Instructions for the task.
What is needed here is an exact copy of every entry.

[begin Provided information]

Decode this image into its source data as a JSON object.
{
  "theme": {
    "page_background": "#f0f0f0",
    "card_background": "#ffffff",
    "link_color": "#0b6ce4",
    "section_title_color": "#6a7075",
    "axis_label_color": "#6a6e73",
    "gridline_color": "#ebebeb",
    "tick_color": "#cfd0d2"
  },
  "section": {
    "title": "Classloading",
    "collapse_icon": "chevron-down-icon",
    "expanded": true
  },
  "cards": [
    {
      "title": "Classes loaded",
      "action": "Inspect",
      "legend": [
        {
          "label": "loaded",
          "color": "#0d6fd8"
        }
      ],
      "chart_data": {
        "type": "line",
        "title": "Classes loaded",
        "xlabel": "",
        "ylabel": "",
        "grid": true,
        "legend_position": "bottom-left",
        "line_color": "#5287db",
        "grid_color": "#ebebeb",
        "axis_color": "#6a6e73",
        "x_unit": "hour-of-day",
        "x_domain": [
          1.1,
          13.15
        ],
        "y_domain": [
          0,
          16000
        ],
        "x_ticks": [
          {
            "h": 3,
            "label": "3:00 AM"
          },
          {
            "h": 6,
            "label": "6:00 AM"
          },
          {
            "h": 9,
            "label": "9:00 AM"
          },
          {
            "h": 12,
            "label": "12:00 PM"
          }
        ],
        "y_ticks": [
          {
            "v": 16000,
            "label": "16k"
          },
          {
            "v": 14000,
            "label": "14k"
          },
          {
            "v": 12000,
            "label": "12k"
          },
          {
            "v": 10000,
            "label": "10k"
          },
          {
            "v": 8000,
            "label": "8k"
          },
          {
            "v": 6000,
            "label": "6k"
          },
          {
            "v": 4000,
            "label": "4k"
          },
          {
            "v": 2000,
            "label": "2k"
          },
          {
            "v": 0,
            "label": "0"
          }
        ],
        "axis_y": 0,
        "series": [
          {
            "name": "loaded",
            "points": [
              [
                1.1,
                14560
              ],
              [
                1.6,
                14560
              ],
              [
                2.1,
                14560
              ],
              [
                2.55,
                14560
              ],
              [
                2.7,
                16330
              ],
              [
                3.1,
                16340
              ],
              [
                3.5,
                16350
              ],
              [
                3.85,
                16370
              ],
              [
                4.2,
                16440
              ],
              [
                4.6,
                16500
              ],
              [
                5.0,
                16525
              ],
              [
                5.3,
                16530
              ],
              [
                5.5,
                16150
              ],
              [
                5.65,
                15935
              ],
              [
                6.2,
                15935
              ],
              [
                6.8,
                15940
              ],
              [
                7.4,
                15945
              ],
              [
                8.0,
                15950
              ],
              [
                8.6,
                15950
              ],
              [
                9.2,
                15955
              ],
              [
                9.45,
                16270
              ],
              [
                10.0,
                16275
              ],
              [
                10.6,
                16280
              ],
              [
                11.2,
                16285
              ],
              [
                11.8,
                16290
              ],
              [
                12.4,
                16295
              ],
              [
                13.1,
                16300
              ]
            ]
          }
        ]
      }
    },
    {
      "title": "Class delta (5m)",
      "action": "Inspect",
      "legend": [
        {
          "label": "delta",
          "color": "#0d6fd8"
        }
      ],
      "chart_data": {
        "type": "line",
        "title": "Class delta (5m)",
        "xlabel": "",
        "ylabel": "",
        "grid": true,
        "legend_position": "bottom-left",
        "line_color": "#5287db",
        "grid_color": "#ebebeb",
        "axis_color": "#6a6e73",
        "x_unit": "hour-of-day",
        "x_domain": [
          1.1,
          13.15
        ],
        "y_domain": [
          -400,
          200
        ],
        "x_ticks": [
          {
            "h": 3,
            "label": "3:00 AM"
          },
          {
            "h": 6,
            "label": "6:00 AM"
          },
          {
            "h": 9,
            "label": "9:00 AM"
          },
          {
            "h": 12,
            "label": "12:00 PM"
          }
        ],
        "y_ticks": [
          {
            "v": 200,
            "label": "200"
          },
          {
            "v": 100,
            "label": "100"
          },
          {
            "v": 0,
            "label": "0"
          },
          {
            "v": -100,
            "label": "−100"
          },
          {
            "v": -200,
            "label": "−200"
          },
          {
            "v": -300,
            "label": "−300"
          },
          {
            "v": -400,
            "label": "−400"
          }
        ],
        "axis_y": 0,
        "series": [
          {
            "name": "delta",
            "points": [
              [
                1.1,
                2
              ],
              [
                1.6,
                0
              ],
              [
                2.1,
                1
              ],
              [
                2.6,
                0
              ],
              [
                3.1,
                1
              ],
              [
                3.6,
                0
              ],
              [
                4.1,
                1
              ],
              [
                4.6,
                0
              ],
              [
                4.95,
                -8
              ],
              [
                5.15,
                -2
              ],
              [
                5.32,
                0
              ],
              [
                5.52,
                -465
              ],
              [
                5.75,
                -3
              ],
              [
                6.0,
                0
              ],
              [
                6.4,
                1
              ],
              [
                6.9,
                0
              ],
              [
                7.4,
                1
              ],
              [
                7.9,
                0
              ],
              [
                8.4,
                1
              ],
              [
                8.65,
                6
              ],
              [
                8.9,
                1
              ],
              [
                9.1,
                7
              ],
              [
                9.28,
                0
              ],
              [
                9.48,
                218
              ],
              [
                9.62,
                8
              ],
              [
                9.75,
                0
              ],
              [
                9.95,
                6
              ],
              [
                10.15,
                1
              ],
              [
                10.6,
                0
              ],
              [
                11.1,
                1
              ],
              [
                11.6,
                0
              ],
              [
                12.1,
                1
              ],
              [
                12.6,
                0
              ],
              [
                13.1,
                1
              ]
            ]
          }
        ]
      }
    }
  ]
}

[end Provided information]

Answer below.
Decode this image into its source data as a JSON object.
{
  "theme": {
    "page_background": "#f0f0f0",
    "card_background": "#ffffff",
    "link_color": "#0b6ce4",
    "section_title_color": "#6a7075",
    "axis_label_color": "#6a6e73",
    "gridline_color": "#ebebeb",
    "tick_color": "#cfd0d2"
  },
  "section": {
    "title": "Classloading",
    "collapse_icon": "chevron-down-icon",
    "expanded": true
  },
  "cards": [
    {
      "title": "Classes loaded",
      "action": "Inspect",
      "legend": [
        {
          "label": "loaded",
          "color": "#0d6fd8"
        }
      ],
      "chart_data": {
        "type": "line",
        "title": "Classes loaded",
        "xlabel": "",
        "ylabel": "",
        "grid": true,
        "legend_position": "bottom-left",
        "line_color": "#5287db",
        "grid_color": "#ebebeb",
        "axis_color": "#6a6e73",
        "x_unit": "hour-of-day",
        "x_domain": [
          1.1,
          13.15
        ],
        "y_domain": [
          0,
          16000
        ],
        "x_ticks": [
          {
            "h": 3,
            "label": "3:00 AM"
          },
          {
            "h": 6,
            "label": "6:00 AM"
          },
          {
            "h": 9,
            "label": "9:00 AM"
          },
          {
            "h": 12,
            "label": "12:00 PM"
          }
        ],
        "y_ticks": [
          {
            "v": 16000,
            "label": "16k"
          },
          {
            "v": 14000,
            "label": "14k"
          },
          {
            "v": 12000,
            "label": "12k"
          },
          {
            "v": 10000,
            "label": "10k"
          },
          {
            "v": 8000,
            "label": "8k"
          },
          {
            "v": 6000,
            "label": "6k"
          },
          {
            "v": 4000,
            "label": "4k"
          },
          {
            "v": 2000,
            "label": "2k"
          },
          {
            "v": 0,
            "label": "0"
          }
        ],
        "axis_y": 0,
        "series": [
          {
            "name": "loaded",
            "points": [
              [
                1.1,
                14560
              ],
              [
                1.6,
                14560
              ],
              [
                2.1,
                14560
              ],
              [
                2.55,
                14560
              ],
              [
                2.7,
                16330
              ],
              [
                3.1,
                16340
              ],
              [
                3.5,
                16350
              ],
              [
                3.85,
                16370
              ],
              [
                4.2,
                16440
              ],
              [
                4.6,
                16500
              ],
              [
                5.0,
                16525
              ],
              [
                5.3,
                16530
              ],
              [
                5.5,
                16150
              ],
              [
                5.65,
                15935
              ],
              [
                6.2,
                15935
              ],
              [
                6.8,
                15940
              ],
              [
                7.4,
                15945
              ],
              [
                8.0,
                15950
              ],
              [
                8.6,
                15950
              ],
              [
                9.2,
                15955
              ],
              [
                9.45,
                16270
              ],
              [
                10.0,
                16275
              ],
              [
                10.6,
                16280
              ],
              [
                11.2,
                16285
              ],
              [
                11.8,
                16290
              ],
              [
                12.4,
                16295
              ],
              [
                13.1,
                16300
              ]
            ]
          }
        ]
      }
    },
    {
      "title": "Class delta (5m)",
      "action": "Inspect",
      "legend": [
        {
          "label": "delta",
          "color": "#0d6fd8"
        }
      ],
      "chart_data": {
        "type": "line",
        "title": "Class delta (5m)",
        "xlabel": "",
        "ylabel": "",
        "grid": true,
        "legend_position": "bottom-left",
        "line_color": "#5287db",
        "grid_color": "#ebebeb",
        "axis_color": "#6a6e73",
        "x_unit": "hour-of-day",
        "x_domain": [
          1.1,
          13.15
        ],
        "y_domain": [
          -400,
          200
        ],
        "x_ticks": [
          {
            "h": 3,
            "label": "3:00 AM"
          },
          {
            "h": 6,
            "label": "6:00 AM"
          },
          {
            "h": 9,
            "label": "9:00 AM"
          },
          {
            "h": 12,
            "label": "12:00 PM"
          }
        ],
        "y_ticks": [
          {
            "v": 200,
            "label": "200"
          },
          {
            "v": 100,
            "label": "100"
          },
          {
            "v": 0,
            "label": "0"
          },
          {
            "v": -100,
            "label": "−100"
          },
          {
            "v": -200,
            "label": "−200"
          },
          {
            "v": -300,
            "label": "−300"
          },
          {
            "v": -400,
            "label": "−400"
          }
        ],
        "axis_y": 0,
        "series": [
          {
            "name": "delta",
            "points": [
              [
                1.1,
                2
              ],
              [
                1.6,
                0
              ],
              [
                2.1,
                1
              ],
              [
                2.6,
                0
              ],
              [
                3.1,
                1
              ],
              [
                3.6,
                0
              ],
              [
                4.1,
                1
              ],
              [
                4.6,
                0
              ],
              [
                4.95,
                -8
              ],
              [
                5.15,
                -2
              ],
              [
                5.32,
                0
              ],
              [
                5.52,
                -465
              ],
              [
                5.75,
                -3
              ],
              [
                6.0,
                0
              ],
              [
                6.4,
                1
              ],
              [
                6.9,
                0
              ],
              [
                7.4,
                1
              ],
              [
                7.9,
                0
              ],
              [
                8.4,
                1
              ],
              [
                8.65,
                6
              ],
              [
                8.9,
                1
              ],
              [
                9.1,
                7
              ],
              [
                9.28,
                0
              ],
              [
                9.48,
                218
              ],
              [
                9.62,
                8
              ],
              [
                9.75,
                0
              ],
              [
                9.95,
                6
              ],
              [
                10.15,
                1
              ],
              [
                10.6,
                0
              ],
              [
                11.1,
                1
              ],
              [
                11.6,
                0
              ],
              [
                12.1,
                1
              ],
              [
                12.6,
                0
              ],
              [
                13.1,
                1
              ]
            ]
          }
        ]
      }
    }
  ]
}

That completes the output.